• [EXERCISE AIM] Repeat exactly each line of the data provided below.

• [INPUT RECORDS]

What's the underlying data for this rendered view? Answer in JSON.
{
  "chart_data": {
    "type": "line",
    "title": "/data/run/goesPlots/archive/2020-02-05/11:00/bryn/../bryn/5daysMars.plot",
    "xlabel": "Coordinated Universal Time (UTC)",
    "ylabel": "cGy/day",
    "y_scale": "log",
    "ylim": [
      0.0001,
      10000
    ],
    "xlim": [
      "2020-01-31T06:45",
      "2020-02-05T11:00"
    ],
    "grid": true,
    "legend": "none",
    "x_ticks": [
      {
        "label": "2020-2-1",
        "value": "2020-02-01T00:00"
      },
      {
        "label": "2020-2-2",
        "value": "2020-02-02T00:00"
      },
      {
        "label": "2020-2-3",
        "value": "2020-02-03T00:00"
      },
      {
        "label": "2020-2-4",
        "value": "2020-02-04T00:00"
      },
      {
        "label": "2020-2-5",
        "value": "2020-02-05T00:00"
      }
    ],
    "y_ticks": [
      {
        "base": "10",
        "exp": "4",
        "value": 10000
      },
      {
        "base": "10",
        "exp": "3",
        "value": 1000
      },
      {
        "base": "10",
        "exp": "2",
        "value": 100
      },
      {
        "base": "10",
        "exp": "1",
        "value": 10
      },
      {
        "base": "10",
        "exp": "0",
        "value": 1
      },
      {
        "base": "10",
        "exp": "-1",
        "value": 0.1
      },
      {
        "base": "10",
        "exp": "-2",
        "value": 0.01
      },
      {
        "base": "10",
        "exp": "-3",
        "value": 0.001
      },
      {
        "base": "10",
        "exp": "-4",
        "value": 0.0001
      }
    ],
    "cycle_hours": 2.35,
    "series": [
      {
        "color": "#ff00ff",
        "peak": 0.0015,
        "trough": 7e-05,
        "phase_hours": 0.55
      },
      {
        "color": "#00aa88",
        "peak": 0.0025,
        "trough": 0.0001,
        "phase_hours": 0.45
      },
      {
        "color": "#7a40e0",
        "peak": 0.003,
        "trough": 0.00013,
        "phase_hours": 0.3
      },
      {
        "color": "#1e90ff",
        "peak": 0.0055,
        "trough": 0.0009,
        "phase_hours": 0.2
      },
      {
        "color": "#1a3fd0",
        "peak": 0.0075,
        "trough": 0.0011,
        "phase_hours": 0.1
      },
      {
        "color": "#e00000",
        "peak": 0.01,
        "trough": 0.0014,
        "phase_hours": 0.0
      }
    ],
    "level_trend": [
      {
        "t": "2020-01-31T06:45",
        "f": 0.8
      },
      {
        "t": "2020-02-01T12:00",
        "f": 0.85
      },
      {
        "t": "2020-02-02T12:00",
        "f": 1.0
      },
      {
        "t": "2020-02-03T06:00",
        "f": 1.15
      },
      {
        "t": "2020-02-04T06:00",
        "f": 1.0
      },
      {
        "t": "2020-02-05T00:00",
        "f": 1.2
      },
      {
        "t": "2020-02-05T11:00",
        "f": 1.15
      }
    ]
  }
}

• [RESPONSE BELOW]
What's the underlying data for this rendered view? Answer in JSON.
{
  "chart_data": {
    "type": "line",
    "title": "/data/run/goesPlots/archive/2020-02-05/11:00/bryn/../bryn/5daysMars.plot",
    "xlabel": "Coordinated Universal Time (UTC)",
    "ylabel": "cGy/day",
    "y_scale": "log",
    "ylim": [
      0.0001,
      10000
    ],
    "xlim": [
      "2020-01-31T06:45",
      "2020-02-05T11:00"
    ],
    "grid": true,
    "legend": "none",
    "x_ticks": [
      {
        "label": "2020-2-1",
        "value": "2020-02-01T00:00"
      },
      {
        "label": "2020-2-2",
        "value": "2020-02-02T00:00"
      },
      {
        "label": "2020-2-3",
        "value": "2020-02-03T00:00"
      },
      {
        "label": "2020-2-4",
        "value": "2020-02-04T00:00"
      },
      {
        "label": "2020-2-5",
        "value": "2020-02-05T00:00"
      }
    ],
    "y_ticks": [
      {
        "base": "10",
        "exp": "4",
        "value": 10000
      },
      {
        "base": "10",
        "exp": "3",
        "value": 1000
      },
      {
        "base": "10",
        "exp": "2",
        "value": 100
      },
      {
        "base": "10",
        "exp": "1",
        "value": 10
      },
      {
        "base": "10",
        "exp": "0",
        "value": 1
      },
      {
        "base": "10",
        "exp": "-1",
        "value": 0.1
      },
      {
        "base": "10",
        "exp": "-2",
        "value": 0.01
      },
      {
        "base": "10",
        "exp": "-3",
        "value": 0.001
      },
      {
        "base": "10",
        "exp": "-4",
        "value": 0.0001
      }
    ],
    "cycle_hours": 2.35,
    "series": [
      {
        "color": "#ff00ff",
        "peak": 0.0015,
        "trough": 7e-05,
        "phase_hours": 0.55
      },
      {
        "color": "#00aa88",
        "peak": 0.0025,
        "trough": 0.0001,
        "phase_hours": 0.45
      },
      {
        "color": "#7a40e0",
        "peak": 0.003,
        "trough": 0.00013,
        "phase_hours": 0.3
      },
      {
        "color": "#1e90ff",
        "peak": 0.0055,
        "trough": 0.0009,
        "phase_hours": 0.2
      },
      {
        "color": "#1a3fd0",
        "peak": 0.0075,
        "trough": 0.0011,
        "phase_hours": 0.1
      },
      {
        "color": "#e00000",
        "peak": 0.01,
        "trough": 0.0014,
        "phase_hours": 0.0
      }
    ],
    "level_trend": [
      {
        "t": "2020-01-31T06:45",
        "f": 0.8
      },
      {
        "t": "2020-02-01T12:00",
        "f": 0.85
      },
      {
        "t": "2020-02-02T12:00",
        "f": 1.0
      },
      {
        "t": "2020-02-03T06:00",
        "f": 1.15
      },
      {
        "t": "2020-02-04T06:00",
        "f": 1.0
      },
      {
        "t": "2020-02-05T00:00",
        "f": 1.2
      },
      {
        "t": "2020-02-05T11:00",
        "f": 1.15
      }
    ]
  }
}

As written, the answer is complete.